Given problem
Return the whole listing exactly as it stands.

[start of Records supplied]

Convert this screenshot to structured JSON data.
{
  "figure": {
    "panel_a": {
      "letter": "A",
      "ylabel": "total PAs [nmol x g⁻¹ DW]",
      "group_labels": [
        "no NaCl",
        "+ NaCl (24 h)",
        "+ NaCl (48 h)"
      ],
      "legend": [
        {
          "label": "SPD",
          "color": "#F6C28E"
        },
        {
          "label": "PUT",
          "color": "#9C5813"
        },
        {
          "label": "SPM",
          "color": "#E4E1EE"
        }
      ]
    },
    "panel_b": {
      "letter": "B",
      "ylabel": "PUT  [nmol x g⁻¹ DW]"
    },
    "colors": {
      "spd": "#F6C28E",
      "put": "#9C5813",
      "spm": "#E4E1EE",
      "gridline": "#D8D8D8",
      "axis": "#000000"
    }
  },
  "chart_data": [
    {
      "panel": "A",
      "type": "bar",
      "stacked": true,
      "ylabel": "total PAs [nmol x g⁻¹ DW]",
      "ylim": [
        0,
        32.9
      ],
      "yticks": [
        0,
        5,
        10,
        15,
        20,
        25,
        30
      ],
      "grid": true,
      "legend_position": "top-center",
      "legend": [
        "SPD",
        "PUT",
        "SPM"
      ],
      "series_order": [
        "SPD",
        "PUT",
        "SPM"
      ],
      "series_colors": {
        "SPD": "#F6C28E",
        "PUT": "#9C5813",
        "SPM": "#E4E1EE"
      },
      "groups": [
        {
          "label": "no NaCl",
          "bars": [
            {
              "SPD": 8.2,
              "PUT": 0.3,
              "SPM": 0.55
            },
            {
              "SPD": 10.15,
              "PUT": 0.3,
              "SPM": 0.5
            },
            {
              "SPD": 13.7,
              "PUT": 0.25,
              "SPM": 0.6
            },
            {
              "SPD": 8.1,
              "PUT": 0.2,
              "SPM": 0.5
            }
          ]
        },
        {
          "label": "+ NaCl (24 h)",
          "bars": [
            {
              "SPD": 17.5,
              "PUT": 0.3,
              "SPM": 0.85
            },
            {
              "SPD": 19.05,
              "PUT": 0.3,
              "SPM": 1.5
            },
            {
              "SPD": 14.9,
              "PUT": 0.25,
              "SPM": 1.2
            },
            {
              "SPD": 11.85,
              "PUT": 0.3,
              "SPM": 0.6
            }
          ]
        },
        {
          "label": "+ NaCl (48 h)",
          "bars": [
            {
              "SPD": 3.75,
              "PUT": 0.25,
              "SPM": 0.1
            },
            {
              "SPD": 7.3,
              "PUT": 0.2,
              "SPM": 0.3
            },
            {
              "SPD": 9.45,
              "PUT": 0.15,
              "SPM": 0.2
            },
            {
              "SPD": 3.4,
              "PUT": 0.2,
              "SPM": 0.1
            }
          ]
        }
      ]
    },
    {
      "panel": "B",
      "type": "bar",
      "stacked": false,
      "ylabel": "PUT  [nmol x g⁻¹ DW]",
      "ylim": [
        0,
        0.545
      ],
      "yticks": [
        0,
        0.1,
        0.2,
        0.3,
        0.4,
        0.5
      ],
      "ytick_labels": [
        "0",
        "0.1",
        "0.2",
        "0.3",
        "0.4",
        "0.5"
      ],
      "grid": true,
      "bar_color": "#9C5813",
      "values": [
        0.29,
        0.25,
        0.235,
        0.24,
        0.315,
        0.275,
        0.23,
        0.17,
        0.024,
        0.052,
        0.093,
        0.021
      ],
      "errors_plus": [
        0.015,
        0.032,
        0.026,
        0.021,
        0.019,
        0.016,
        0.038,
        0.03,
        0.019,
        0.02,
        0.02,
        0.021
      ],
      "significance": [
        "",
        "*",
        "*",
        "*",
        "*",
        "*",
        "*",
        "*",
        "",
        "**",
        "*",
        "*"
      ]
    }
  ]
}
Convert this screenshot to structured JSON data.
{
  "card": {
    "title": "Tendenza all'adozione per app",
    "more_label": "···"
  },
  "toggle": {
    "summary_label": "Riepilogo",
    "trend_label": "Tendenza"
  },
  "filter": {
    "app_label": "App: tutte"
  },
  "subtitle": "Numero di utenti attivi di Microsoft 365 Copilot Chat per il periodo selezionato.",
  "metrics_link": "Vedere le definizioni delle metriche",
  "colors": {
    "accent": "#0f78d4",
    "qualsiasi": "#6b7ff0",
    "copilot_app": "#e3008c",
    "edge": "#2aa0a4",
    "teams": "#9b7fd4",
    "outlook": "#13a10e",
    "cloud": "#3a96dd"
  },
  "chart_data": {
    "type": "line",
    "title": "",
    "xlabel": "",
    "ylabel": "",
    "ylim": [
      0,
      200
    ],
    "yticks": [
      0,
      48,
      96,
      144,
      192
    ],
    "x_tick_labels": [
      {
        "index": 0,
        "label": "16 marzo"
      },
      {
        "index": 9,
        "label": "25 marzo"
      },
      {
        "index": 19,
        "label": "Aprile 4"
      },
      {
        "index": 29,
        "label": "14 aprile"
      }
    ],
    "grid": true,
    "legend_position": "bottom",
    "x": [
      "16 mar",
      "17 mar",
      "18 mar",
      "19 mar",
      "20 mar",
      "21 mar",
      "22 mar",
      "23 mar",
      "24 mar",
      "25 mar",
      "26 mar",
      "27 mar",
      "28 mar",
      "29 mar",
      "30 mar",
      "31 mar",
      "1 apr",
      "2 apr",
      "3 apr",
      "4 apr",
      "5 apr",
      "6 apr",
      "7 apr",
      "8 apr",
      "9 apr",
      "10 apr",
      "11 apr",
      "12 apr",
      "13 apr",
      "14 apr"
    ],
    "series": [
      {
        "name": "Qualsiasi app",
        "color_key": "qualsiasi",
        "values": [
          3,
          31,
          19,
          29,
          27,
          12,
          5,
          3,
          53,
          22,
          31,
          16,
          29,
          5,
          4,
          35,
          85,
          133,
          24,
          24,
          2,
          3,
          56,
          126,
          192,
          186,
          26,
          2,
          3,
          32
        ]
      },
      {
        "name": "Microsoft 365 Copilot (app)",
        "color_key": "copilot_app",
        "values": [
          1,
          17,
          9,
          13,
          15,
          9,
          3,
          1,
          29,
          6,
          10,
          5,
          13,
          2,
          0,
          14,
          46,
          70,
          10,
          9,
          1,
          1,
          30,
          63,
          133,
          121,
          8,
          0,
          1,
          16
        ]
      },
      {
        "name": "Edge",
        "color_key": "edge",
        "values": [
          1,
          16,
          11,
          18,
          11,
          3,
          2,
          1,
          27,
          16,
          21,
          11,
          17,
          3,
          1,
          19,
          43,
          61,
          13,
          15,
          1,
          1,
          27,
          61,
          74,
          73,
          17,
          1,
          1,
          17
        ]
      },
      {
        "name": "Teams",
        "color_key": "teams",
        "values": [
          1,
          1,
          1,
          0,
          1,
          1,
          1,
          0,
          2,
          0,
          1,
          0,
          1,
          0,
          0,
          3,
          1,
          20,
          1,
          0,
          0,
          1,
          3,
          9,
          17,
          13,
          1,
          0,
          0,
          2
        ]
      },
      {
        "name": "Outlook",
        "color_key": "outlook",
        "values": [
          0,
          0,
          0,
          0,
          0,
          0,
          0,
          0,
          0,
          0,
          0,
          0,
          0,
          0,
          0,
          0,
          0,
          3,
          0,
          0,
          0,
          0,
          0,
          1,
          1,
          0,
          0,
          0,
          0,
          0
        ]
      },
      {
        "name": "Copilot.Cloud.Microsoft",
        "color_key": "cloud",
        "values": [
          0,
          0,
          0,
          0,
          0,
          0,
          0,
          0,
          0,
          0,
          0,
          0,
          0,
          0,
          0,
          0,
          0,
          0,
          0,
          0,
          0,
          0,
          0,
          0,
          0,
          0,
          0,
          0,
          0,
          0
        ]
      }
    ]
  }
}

[end of Records supplied]

Response
Convert this screenshot to structured JSON data.
{
  "figure": {
    "panel_a": {
      "letter": "A",
      "ylabel": "total PAs [nmol x g⁻¹ DW]",
      "group_labels": [
        "no NaCl",
        "+ NaCl (24 h)",
        "+ NaCl (48 h)"
      ],
      "legend": [
        {
          "label": "SPD",
          "color": "#F6C28E"
        },
        {
          "label": "PUT",
          "color": "#9C5813"
        },
        {
          "label": "SPM",
          "color": "#E4E1EE"
        }
      ]
    },
    "panel_b": {
      "letter": "B",
      "ylabel": "PUT  [nmol x g⁻¹ DW]"
    },
    "colors": {
      "spd": "#F6C28E",
      "put": "#9C5813",
      "spm": "#E4E1EE",
      "gridline": "#D8D8D8",
      "axis": "#000000"
    }
  },
  "chart_data": [
    {
      "panel": "A",
      "type": "bar",
      "stacked": true,
      "ylabel": "total PAs [nmol x g⁻¹ DW]",
      "ylim": [
        0,
        32.9
      ],
      "yticks": [
        0,
        5,
        10,
        15,
        20,
        25,
        30
      ],
      "grid": true,
      "legend_position": "top-center",
      "legend": [
        "SPD",
        "PUT",
        "SPM"
      ],
      "series_order": [
        "SPD",
        "PUT",
        "SPM"
      ],
      "series_colors": {
        "SPD": "#F6C28E",
        "PUT": "#9C5813",
        "SPM": "#E4E1EE"
      },
      "groups": [
        {
          "label": "no NaCl",
          "bars": [
            {
              "SPD": 8.2,
              "PUT": 0.3,
              "SPM": 0.55
            },
            {
              "SPD": 10.15,
              "PUT": 0.3,
              "SPM": 0.5
            },
            {
              "SPD": 13.7,
              "PUT": 0.25,
              "SPM": 0.6
            },
            {
              "SPD": 8.1,
              "PUT": 0.2,
              "SPM": 0.5
            }
          ]
        },
        {
          "label": "+ NaCl (24 h)",
          "bars": [
            {
              "SPD": 17.5,
              "PUT": 0.3,
              "SPM": 0.85
            },
            {
              "SPD": 19.05,
              "PUT": 0.3,
              "SPM": 1.5
            },
            {
              "SPD": 14.9,
              "PUT": 0.25,
              "SPM": 1.2
            },
            {
              "SPD": 11.85,
              "PUT": 0.3,
              "SPM": 0.6
            }
          ]
        },
        {
          "label": "+ NaCl (48 h)",
          "bars": [
            {
              "SPD": 3.75,
              "PUT": 0.25,
              "SPM": 0.1
            },
            {
              "SPD": 7.3,
              "PUT": 0.2,
              "SPM": 0.3
            },
            {
              "SPD": 9.45,
              "PUT": 0.15,
              "SPM": 0.2
            },
            {
              "SPD": 3.4,
              "PUT": 0.2,
              "SPM": 0.1
            }
          ]
        }
      ]
    },
    {
      "panel": "B",
      "type": "bar",
      "stacked": false,
      "ylabel": "PUT  [nmol x g⁻¹ DW]",
      "ylim": [
        0,
        0.545
      ],
      "yticks": [
        0,
        0.1,
        0.2,
        0.3,
        0.4,
        0.5
      ],
      "ytick_labels": [
        "0",
        "0.1",
        "0.2",
        "0.3",
        "0.4",
        "0.5"
      ],
      "grid": true,
      "bar_color": "#9C5813",
      "values": [
        0.29,
        0.25,
        0.235,
        0.24,
        0.315,
        0.275,
        0.23,
        0.17,
        0.024,
        0.052,
        0.093,
        0.021
      ],
      "errors_plus": [
        0.015,
        0.032,
        0.026,
        0.021,
        0.019,
        0.016,
        0.038,
        0.03,
        0.019,
        0.02,
        0.02,
        0.021
      ],
      "significance": [
        "",
        "*",
        "*",
        "*",
        "*",
        "*",
        "*",
        "*",
        "",
        "**",
        "*",
        "*"
      ]
    }
  ]
}
Convert this screenshot to structured JSON data.
{
  "card": {
    "title": "Tendenza all'adozione per app",
    "more_label": "···"
  },
  "toggle": {
    "summary_label": "Riepilogo",
    "trend_label": "Tendenza"
  },
  "filter": {
    "app_label": "App: tutte"
  },
  "subtitle": "Numero di utenti attivi di Microsoft 365 Copilot Chat per il periodo selezionato.",
  "metrics_link": "Vedere le definizioni delle metriche",
  "colors": {
    "accent": "#0f78d4",
    "qualsiasi": "#6b7ff0",
    "copilot_app": "#e3008c",
    "edge": "#2aa0a4",
    "teams": "#9b7fd4",
    "outlook": "#13a10e",
    "cloud": "#3a96dd"
  },
  "chart_data": {
    "type": "line",
    "title": "",
    "xlabel": "",
    "ylabel": "",
    "ylim": [
      0,
      200
    ],
    "yticks": [
      0,
      48,
      96,
      144,
      192
    ],
    "x_tick_labels": [
      {
        "index": 0,
        "label": "16 marzo"
      },
      {
        "index": 9,
        "label": "25 marzo"
      },
      {
        "index": 19,
        "label": "Aprile 4"
      },
      {
        "index": 29,
        "label": "14 aprile"
      }
    ],
    "grid": true,
    "legend_position": "bottom",
    "x": [
      "16 mar",
      "17 mar",
      "18 mar",
      "19 mar",
      "20 mar",
      "21 mar",
      "22 mar",
      "23 mar",
      "24 mar",
      "25 mar",
      "26 mar",
      "27 mar",
      "28 mar",
      "29 mar",
      "30 mar",
      "31 mar",
      "1 apr",
      "2 apr",
      "3 apr",
      "4 apr",
      "5 apr",
      "6 apr",
      "7 apr",
      "8 apr",
      "9 apr",
      "10 apr",
      "11 apr",
      "12 apr",
      "13 apr",
      "14 apr"
    ],
    "series": [
      {
        "name": "Qualsiasi app",
        "color_key": "qualsiasi",
        "values": [
          3,
          31,
          19,
          29,
          27,
          12,
          5,
          3,
          53,
          22,
          31,
          16,
          29,
          5,
          4,
          35,
          85,
          133,
          24,
          24,
          2,
          3,
          56,
          126,
          192,
          186,
          26,
          2,
          3,
          32
        ]
      },
      {
        "name": "Microsoft 365 Copilot (app)",
        "color_key": "copilot_app",
        "values": [
          1,
          17,
          9,
          13,
          15,
          9,
          3,
          1,
          29,
          6,
          10,
          5,
          13,
          2,
          0,
          14,
          46,
          70,
          10,
          9,
          1,
          1,
          30,
          63,
          133,
          121,
          8,
          0,
          1,
          16
        ]
      },
      {
        "name": "Edge",
        "color_key": "edge",
        "values": [
          1,
          16,
          11,
          18,
          11,
          3,
          2,
          1,
          27,
          16,
          21,
          11,
          17,
          3,
          1,
          19,
          43,
          61,
          13,
          15,
          1,
          1,
          27,
          61,
          74,
          73,
          17,
          1,
          1,
          17
        ]
      },
      {
        "name": "Teams",
        "color_key": "teams",
        "values": [
          1,
          1,
          1,
          0,
          1,
          1,
          1,
          0,
          2,
          0,
          1,
          0,
          1,
          0,
          0,
          3,
          1,
          20,
          1,
          0,
          0,
          1,
          3,
          9,
          17,
          13,
          1,
          0,
          0,
          2
        ]
      },
      {
        "name": "Outlook",
        "color_key": "outlook",
        "values": [
          0,
          0,
          0,
          0,
          0,
          0,
          0,
          0,
          0,
          0,
          0,
          0,
          0,
          0,
          0,
          0,
          0,
          3,
          0,
          0,
          0,
          0,
          0,
          1,
          1,
          0,
          0,
          0,
          0,
          0
        ]
      },
      {
        "name": "Copilot.Cloud.Microsoft",
        "color_key": "cloud",
        "values": [
          0,
          0,
          0,
          0,
          0,
          0,
          0,
          0,
          0,
          0,
          0,
          0,
          0,
          0,
          0,
          0,
          0,
          0,
          0,
          0,
          0,
          0,
          0,
          0,
          0,
          0,
          0,
          0,
          0,
          0
        ]
      }
    ]
  }
}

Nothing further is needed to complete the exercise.